## Work required:
Copy each line below exactly and leave the pictures out.

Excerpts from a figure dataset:
** BEGIN **
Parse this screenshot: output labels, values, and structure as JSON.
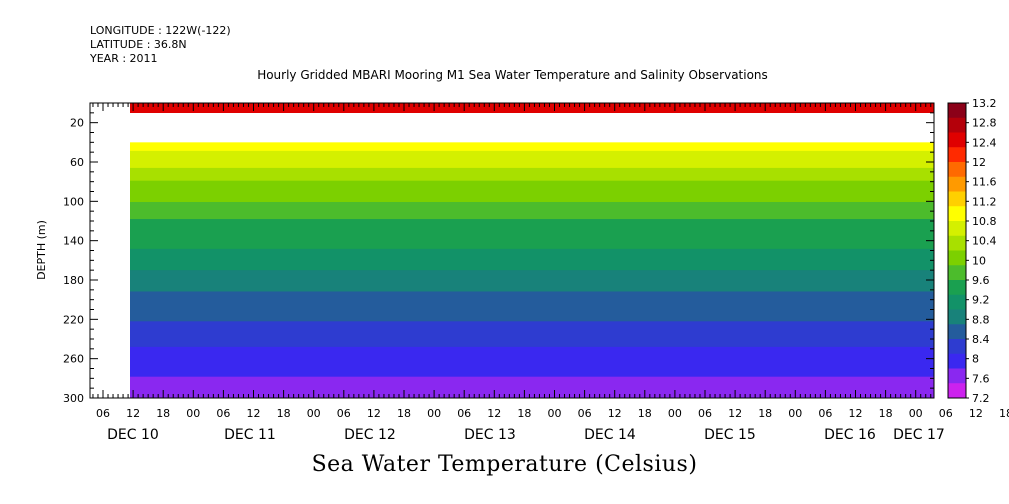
{
  "header": {
    "longitude": "LONGITUDE : 122W(-122)",
    "latitude": "LATITUDE : 36.8N",
    "year": "YEAR : 2011"
  },
  "chart_data": {
    "type": "heatmap",
    "title": "Hourly Gridded MBARI Mooring M1 Sea Water Temperature and Salinity Observations",
    "xlabel": "",
    "ylabel": "DEPTH (m)",
    "colorbar_label": "Sea Water Temperature (Celsius)",
    "y_range": [
      300,
      0
    ],
    "y_ticks": [
      20,
      60,
      100,
      140,
      180,
      220,
      260,
      300
    ],
    "x_hour_ticks": [
      "06",
      "12",
      "18",
      "00",
      "06",
      "12",
      "18",
      "00",
      "06",
      "12",
      "18",
      "00",
      "06",
      "12",
      "18",
      "00",
      "06",
      "12",
      "18",
      "00",
      "06",
      "12",
      "18",
      "00",
      "06",
      "12",
      "18",
      "00",
      "06",
      "12",
      "18",
      "00"
    ],
    "x_day_labels": [
      "DEC 10",
      "DEC 11",
      "DEC 12",
      "DEC 13",
      "DEC 14",
      "DEC 15",
      "DEC 16",
      "DEC 17"
    ],
    "colorbar_ticks": [
      13.2,
      12.8,
      12.4,
      12,
      11.6,
      11.2,
      10.8,
      10.4,
      10,
      9.6,
      9.2,
      8.8,
      8.4,
      8,
      7.6,
      7.2
    ],
    "colorbar_colors": [
      "#8b0018",
      "#b4000a",
      "#e00000",
      "#ff2a00",
      "#ff6a00",
      "#ff9a00",
      "#ffd000",
      "#ffff00",
      "#d4f000",
      "#a8e000",
      "#7cd000",
      "#4cbc2c",
      "#1aa050",
      "#129268",
      "#18827a",
      "#245c9c",
      "#2e3cd0",
      "#3a28f0",
      "#8a28f0",
      "#cc22ee"
    ],
    "surface_depth_value": 12.4,
    "profile": [
      {
        "depth": 40,
        "value": 11.0
      },
      {
        "depth": 60,
        "value": 10.6
      },
      {
        "depth": 80,
        "value": 10.2
      },
      {
        "depth": 100,
        "value": 9.9
      },
      {
        "depth": 120,
        "value": 9.6
      },
      {
        "depth": 140,
        "value": 9.4
      },
      {
        "depth": 160,
        "value": 9.1
      },
      {
        "depth": 180,
        "value": 8.9
      },
      {
        "depth": 200,
        "value": 8.6
      },
      {
        "depth": 220,
        "value": 8.4
      },
      {
        "depth": 240,
        "value": 8.2
      },
      {
        "depth": 260,
        "value": 8.0
      },
      {
        "depth": 280,
        "value": 7.8
      },
      {
        "depth": 300,
        "value": 7.5
      }
    ]
  }
}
** END **
## Result of this exercise:
Parse this screenshot: output labels, values, and structure as JSON.
{
  "header": {
    "longitude": "LONGITUDE : 122W(-122)",
    "latitude": "LATITUDE : 36.8N",
    "year": "YEAR : 2011"
  },
  "chart_data": {
    "type": "heatmap",
    "title": "Hourly Gridded MBARI Mooring M1 Sea Water Temperature and Salinity Observations",
    "xlabel": "",
    "ylabel": "DEPTH (m)",
    "colorbar_label": "Sea Water Temperature (Celsius)",
    "y_range": [
      300,
      0
    ],
    "y_ticks": [
      20,
      60,
      100,
      140,
      180,
      220,
      260,
      300
    ],
    "x_hour_ticks": [
      "06",
      "12",
      "18",
      "00",
      "06",
      "12",
      "18",
      "00",
      "06",
      "12",
      "18",
      "00",
      "06",
      "12",
      "18",
      "00",
      "06",
      "12",
      "18",
      "00",
      "06",
      "12",
      "18",
      "00",
      "06",
      "12",
      "18",
      "00",
      "06",
      "12",
      "18",
      "00"
    ],
    "x_day_labels": [
      "DEC 10",
      "DEC 11",
      "DEC 12",
      "DEC 13",
      "DEC 14",
      "DEC 15",
      "DEC 16",
      "DEC 17"
    ],
    "colorbar_ticks": [
      13.2,
      12.8,
      12.4,
      12,
      11.6,
      11.2,
      10.8,
      10.4,
      10,
      9.6,
      9.2,
      8.8,
      8.4,
      8,
      7.6,
      7.2
    ],
    "colorbar_colors": [
      "#8b0018",
      "#b4000a",
      "#e00000",
      "#ff2a00",
      "#ff6a00",
      "#ff9a00",
      "#ffd000",
      "#ffff00",
      "#d4f000",
      "#a8e000",
      "#7cd000",
      "#4cbc2c",
      "#1aa050",
      "#129268",
      "#18827a",
      "#245c9c",
      "#2e3cd0",
      "#3a28f0",
      "#8a28f0",
      "#cc22ee"
    ],
    "surface_depth_value": 12.4,
    "profile": [
      {
        "depth": 40,
        "value": 11.0
      },
      {
        "depth": 60,
        "value": 10.6
      },
      {
        "depth": 80,
        "value": 10.2
      },
      {
        "depth": 100,
        "value": 9.9
      },
      {
        "depth": 120,
        "value": 9.6
      },
      {
        "depth": 140,
        "value": 9.4
      },
      {
        "depth": 160,
        "value": 9.1
      },
      {
        "depth": 180,
        "value": 8.9
      },
      {
        "depth": 200,
        "value": 8.6
      },
      {
        "depth": 220,
        "value": 8.4
      },
      {
        "depth": 240,
        "value": 8.2
      },
      {
        "depth": 260,
        "value": 8.0
      },
      {
        "depth": 280,
        "value": 7.8
      },
      {
        "depth": 300,
        "value": 7.5
      }
    ]
  }
}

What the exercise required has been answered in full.